→ **Problem details**:
Each line of the data that includes the string "from" is to be copied out.

A block of data:
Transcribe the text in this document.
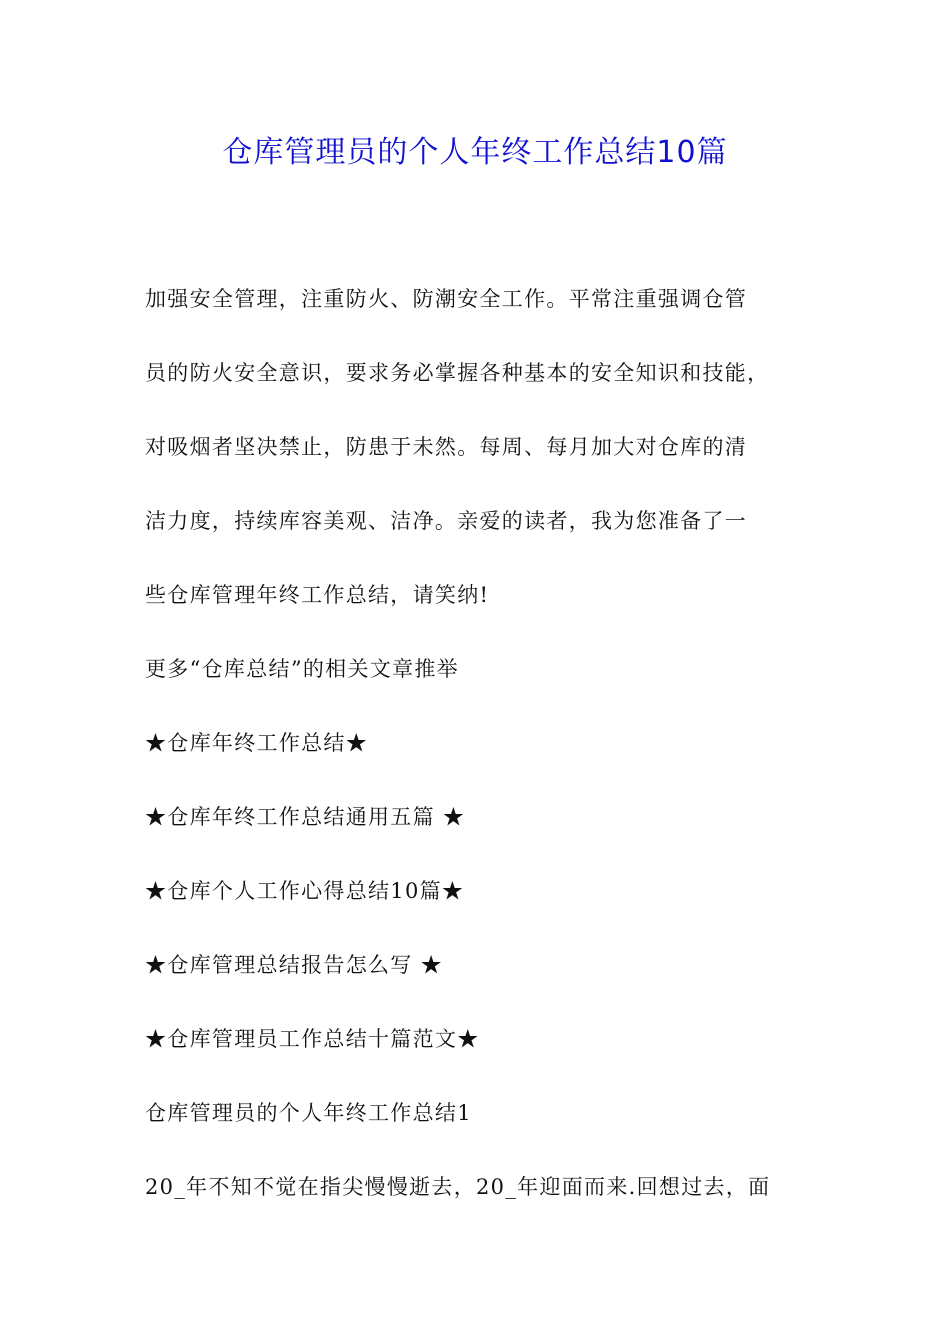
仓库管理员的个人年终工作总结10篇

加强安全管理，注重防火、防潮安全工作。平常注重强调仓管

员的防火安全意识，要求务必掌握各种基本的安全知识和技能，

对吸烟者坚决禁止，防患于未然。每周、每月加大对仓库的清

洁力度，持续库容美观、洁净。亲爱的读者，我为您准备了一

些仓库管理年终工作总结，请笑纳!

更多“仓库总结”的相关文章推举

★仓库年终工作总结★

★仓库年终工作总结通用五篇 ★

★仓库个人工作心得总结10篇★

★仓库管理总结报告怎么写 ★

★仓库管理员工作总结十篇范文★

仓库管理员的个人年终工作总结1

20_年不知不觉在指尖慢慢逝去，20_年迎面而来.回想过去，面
* * *
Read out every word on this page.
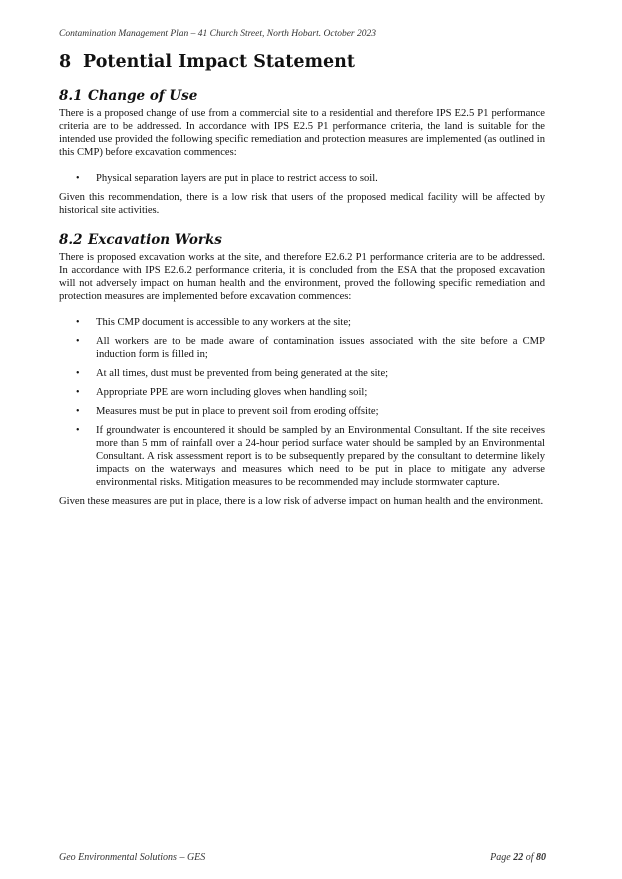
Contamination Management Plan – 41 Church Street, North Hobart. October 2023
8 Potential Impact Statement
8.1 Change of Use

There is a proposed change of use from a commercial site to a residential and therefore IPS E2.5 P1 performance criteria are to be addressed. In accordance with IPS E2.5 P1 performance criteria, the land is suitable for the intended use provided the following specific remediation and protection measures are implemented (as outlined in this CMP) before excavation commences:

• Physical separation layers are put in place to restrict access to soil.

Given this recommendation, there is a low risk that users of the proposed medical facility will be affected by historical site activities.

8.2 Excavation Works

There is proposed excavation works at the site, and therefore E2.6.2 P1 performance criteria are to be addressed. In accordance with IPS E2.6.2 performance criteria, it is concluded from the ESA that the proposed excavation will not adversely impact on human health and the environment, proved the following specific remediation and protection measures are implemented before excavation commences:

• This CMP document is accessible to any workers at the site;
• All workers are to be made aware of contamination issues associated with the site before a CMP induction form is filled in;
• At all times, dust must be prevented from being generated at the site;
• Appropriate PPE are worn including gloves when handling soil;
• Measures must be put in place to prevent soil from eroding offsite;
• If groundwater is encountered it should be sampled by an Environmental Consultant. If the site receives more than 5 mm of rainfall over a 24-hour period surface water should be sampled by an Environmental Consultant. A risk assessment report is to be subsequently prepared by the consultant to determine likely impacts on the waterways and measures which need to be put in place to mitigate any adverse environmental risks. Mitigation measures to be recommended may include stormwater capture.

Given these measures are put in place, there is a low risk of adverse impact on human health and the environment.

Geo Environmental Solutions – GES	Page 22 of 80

→ **Exercise result**:
There is a proposed change of use from a commercial site to a residential and therefore IPS E2.5 P1 performance criteria are to be addressed. In accordance with IPS E2.5 P1 performance criteria, the land is suitable for the intended use provided the following specific remediation and protection measures are implemented (as outlined in this CMP) before excavation commences:
There is proposed excavation works at the site, and therefore E2.6.2 P1 performance criteria are to be addressed. In accordance with IPS E2.6.2 performance criteria, it is concluded from the ESA that the proposed excavation will not adversely impact on human health and the environment, proved the following specific remediation and protection measures are implemented before excavation commences:
• At all times, dust must be prevented from being generated at the site;
• Measures must be put in place to prevent soil from eroding offsite;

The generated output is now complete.